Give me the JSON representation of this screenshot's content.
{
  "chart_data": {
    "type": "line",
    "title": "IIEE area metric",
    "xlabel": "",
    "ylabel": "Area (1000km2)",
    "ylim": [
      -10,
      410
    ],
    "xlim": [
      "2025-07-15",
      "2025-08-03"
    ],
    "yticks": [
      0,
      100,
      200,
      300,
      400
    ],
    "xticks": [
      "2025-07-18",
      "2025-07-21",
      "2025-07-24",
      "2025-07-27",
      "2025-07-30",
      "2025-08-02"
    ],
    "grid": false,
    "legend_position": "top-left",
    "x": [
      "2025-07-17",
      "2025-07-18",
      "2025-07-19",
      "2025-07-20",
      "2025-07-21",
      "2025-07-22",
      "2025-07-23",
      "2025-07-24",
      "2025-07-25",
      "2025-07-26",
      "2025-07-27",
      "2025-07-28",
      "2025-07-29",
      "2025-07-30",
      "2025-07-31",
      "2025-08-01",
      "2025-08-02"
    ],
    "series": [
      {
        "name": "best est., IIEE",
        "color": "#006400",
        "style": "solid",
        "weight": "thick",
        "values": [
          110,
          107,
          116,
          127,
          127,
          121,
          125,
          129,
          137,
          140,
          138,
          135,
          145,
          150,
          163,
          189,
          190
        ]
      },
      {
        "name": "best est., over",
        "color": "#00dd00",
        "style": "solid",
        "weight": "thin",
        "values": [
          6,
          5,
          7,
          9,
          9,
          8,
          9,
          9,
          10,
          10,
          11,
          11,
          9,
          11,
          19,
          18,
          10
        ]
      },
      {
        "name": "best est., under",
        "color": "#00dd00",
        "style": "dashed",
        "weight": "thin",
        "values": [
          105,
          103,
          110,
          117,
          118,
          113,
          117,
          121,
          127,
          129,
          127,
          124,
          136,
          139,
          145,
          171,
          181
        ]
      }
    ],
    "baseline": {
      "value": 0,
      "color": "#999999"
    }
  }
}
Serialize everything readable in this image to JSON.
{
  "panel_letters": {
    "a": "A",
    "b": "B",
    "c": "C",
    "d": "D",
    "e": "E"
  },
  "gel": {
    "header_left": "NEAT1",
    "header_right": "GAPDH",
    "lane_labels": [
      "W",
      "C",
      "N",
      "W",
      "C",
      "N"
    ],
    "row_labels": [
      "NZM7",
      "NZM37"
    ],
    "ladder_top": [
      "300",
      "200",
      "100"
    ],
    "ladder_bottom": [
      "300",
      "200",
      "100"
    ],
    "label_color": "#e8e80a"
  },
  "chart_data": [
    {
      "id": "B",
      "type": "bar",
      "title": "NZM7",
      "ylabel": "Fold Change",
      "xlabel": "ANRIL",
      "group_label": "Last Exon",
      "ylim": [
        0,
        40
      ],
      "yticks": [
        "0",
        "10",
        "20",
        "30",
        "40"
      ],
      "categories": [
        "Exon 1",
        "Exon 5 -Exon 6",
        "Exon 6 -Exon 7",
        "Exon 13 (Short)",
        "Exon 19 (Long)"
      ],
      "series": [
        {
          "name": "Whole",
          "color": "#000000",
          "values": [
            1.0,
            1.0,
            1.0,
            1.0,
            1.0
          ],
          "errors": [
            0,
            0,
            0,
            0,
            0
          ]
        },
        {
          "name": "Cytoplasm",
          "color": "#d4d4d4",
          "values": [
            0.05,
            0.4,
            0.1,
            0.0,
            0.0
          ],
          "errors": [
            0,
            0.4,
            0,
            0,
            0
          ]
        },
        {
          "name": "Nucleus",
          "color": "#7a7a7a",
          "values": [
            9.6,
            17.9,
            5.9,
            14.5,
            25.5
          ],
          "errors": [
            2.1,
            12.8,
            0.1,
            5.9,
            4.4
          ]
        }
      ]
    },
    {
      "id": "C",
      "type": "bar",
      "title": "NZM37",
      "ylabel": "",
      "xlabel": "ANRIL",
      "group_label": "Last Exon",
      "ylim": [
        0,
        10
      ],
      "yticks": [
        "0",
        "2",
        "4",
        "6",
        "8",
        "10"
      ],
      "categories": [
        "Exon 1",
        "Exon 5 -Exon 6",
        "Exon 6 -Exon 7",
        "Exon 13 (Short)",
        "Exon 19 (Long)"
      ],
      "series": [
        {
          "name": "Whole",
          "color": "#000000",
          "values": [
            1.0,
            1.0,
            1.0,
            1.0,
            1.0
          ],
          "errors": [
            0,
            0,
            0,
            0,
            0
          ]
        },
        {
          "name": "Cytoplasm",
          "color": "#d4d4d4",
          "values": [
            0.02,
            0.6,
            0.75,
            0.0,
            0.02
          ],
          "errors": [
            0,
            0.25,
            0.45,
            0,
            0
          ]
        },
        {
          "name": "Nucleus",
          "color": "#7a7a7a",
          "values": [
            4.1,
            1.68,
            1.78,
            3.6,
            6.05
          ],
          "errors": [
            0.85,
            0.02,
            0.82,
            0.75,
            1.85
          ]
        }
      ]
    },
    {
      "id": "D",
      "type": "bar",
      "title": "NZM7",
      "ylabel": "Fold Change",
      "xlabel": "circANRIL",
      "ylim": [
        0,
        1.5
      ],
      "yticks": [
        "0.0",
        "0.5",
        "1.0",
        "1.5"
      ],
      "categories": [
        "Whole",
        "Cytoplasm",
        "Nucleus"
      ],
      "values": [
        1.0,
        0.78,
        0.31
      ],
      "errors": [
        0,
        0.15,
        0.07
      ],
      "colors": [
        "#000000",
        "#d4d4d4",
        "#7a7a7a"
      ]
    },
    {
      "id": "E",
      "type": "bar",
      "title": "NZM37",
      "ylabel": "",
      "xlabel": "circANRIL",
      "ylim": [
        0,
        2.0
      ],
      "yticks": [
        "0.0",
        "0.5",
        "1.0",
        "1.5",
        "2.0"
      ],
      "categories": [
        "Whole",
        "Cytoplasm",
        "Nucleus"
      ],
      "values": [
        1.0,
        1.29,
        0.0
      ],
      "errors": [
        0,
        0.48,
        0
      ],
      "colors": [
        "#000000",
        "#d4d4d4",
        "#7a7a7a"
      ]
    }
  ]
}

-.-.-

Repeat the data exactly. Leave nothing out.

◆ ANSWER IN FULL:
Give me the JSON representation of this screenshot's content.
{
  "chart_data": {
    "type": "line",
    "title": "IIEE area metric",
    "xlabel": "",
    "ylabel": "Area (1000km2)",
    "ylim": [
      -10,
      410
    ],
    "xlim": [
      "2025-07-15",
      "2025-08-03"
    ],
    "yticks": [
      0,
      100,
      200,
      300,
      400
    ],
    "xticks": [
      "2025-07-18",
      "2025-07-21",
      "2025-07-24",
      "2025-07-27",
      "2025-07-30",
      "2025-08-02"
    ],
    "grid": false,
    "legend_position": "top-left",
    "x": [
      "2025-07-17",
      "2025-07-18",
      "2025-07-19",
      "2025-07-20",
      "2025-07-21",
      "2025-07-22",
      "2025-07-23",
      "2025-07-24",
      "2025-07-25",
      "2025-07-26",
      "2025-07-27",
      "2025-07-28",
      "2025-07-29",
      "2025-07-30",
      "2025-07-31",
      "2025-08-01",
      "2025-08-02"
    ],
    "series": [
      {
        "name": "best est., IIEE",
        "color": "#006400",
        "style": "solid",
        "weight": "thick",
        "values": [
          110,
          107,
          116,
          127,
          127,
          121,
          125,
          129,
          137,
          140,
          138,
          135,
          145,
          150,
          163,
          189,
          190
        ]
      },
      {
        "name": "best est., over",
        "color": "#00dd00",
        "style": "solid",
        "weight": "thin",
        "values": [
          6,
          5,
          7,
          9,
          9,
          8,
          9,
          9,
          10,
          10,
          11,
          11,
          9,
          11,
          19,
          18,
          10
        ]
      },
      {
        "name": "best est., under",
        "color": "#00dd00",
        "style": "dashed",
        "weight": "thin",
        "values": [
          105,
          103,
          110,
          117,
          118,
          113,
          117,
          121,
          127,
          129,
          127,
          124,
          136,
          139,
          145,
          171,
          181
        ]
      }
    ],
    "baseline": {
      "value": 0,
      "color": "#999999"
    }
  }
}
Serialize everything readable in this image to JSON.
{
  "panel_letters": {
    "a": "A",
    "b": "B",
    "c": "C",
    "d": "D",
    "e": "E"
  },
  "gel": {
    "header_left": "NEAT1",
    "header_right": "GAPDH",
    "lane_labels": [
      "W",
      "C",
      "N",
      "W",
      "C",
      "N"
    ],
    "row_labels": [
      "NZM7",
      "NZM37"
    ],
    "ladder_top": [
      "300",
      "200",
      "100"
    ],
    "ladder_bottom": [
      "300",
      "200",
      "100"
    ],
    "label_color": "#e8e80a"
  },
  "chart_data": [
    {
      "id": "B",
      "type": "bar",
      "title": "NZM7",
      "ylabel": "Fold Change",
      "xlabel": "ANRIL",
      "group_label": "Last Exon",
      "ylim": [
        0,
        40
      ],
      "yticks": [
        "0",
        "10",
        "20",
        "30",
        "40"
      ],
      "categories": [
        "Exon 1",
        "Exon 5 -Exon 6",
        "Exon 6 -Exon 7",
        "Exon 13 (Short)",
        "Exon 19 (Long)"
      ],
      "series": [
        {
          "name": "Whole",
          "color": "#000000",
          "values": [
            1.0,
            1.0,
            1.0,
            1.0,
            1.0
          ],
          "errors": [
            0,
            0,
            0,
            0,
            0
          ]
        },
        {
          "name": "Cytoplasm",
          "color": "#d4d4d4",
          "values": [
            0.05,
            0.4,
            0.1,
            0.0,
            0.0
          ],
          "errors": [
            0,
            0.4,
            0,
            0,
            0
          ]
        },
        {
          "name": "Nucleus",
          "color": "#7a7a7a",
          "values": [
            9.6,
            17.9,
            5.9,
            14.5,
            25.5
          ],
          "errors": [
            2.1,
            12.8,
            0.1,
            5.9,
            4.4
          ]
        }
      ]
    },
    {
      "id": "C",
      "type": "bar",
      "title": "NZM37",
      "ylabel": "",
      "xlabel": "ANRIL",
      "group_label": "Last Exon",
      "ylim": [
        0,
        10
      ],
      "yticks": [
        "0",
        "2",
        "4",
        "6",
        "8",
        "10"
      ],
      "categories": [
        "Exon 1",
        "Exon 5 -Exon 6",
        "Exon 6 -Exon 7",
        "Exon 13 (Short)",
        "Exon 19 (Long)"
      ],
      "series": [
        {
          "name": "Whole",
          "color": "#000000",
          "values": [
            1.0,
            1.0,
            1.0,
            1.0,
            1.0
          ],
          "errors": [
            0,
            0,
            0,
            0,
            0
          ]
        },
        {
          "name": "Cytoplasm",
          "color": "#d4d4d4",
          "values": [
            0.02,
            0.6,
            0.75,
            0.0,
            0.02
          ],
          "errors": [
            0,
            0.25,
            0.45,
            0,
            0
          ]
        },
        {
          "name": "Nucleus",
          "color": "#7a7a7a",
          "values": [
            4.1,
            1.68,
            1.78,
            3.6,
            6.05
          ],
          "errors": [
            0.85,
            0.02,
            0.82,
            0.75,
            1.85
          ]
        }
      ]
    },
    {
      "id": "D",
      "type": "bar",
      "title": "NZM7",
      "ylabel": "Fold Change",
      "xlabel": "circANRIL",
      "ylim": [
        0,
        1.5
      ],
      "yticks": [
        "0.0",
        "0.5",
        "1.0",
        "1.5"
      ],
      "categories": [
        "Whole",
        "Cytoplasm",
        "Nucleus"
      ],
      "values": [
        1.0,
        0.78,
        0.31
      ],
      "errors": [
        0,
        0.15,
        0.07
      ],
      "colors": [
        "#000000",
        "#d4d4d4",
        "#7a7a7a"
      ]
    },
    {
      "id": "E",
      "type": "bar",
      "title": "NZM37",
      "ylabel": "",
      "xlabel": "circANRIL",
      "ylim": [
        0,
        2.0
      ],
      "yticks": [
        "0.0",
        "0.5",
        "1.0",
        "1.5",
        "2.0"
      ],
      "categories": [
        "Whole",
        "Cytoplasm",
        "Nucleus"
      ],
      "values": [
        1.0,
        1.29,
        0.0
      ],
      "errors": [
        0,
        0.48,
        0
      ],
      "colors": [
        "#000000",
        "#d4d4d4",
        "#7a7a7a"
      ]
    }
  ]
}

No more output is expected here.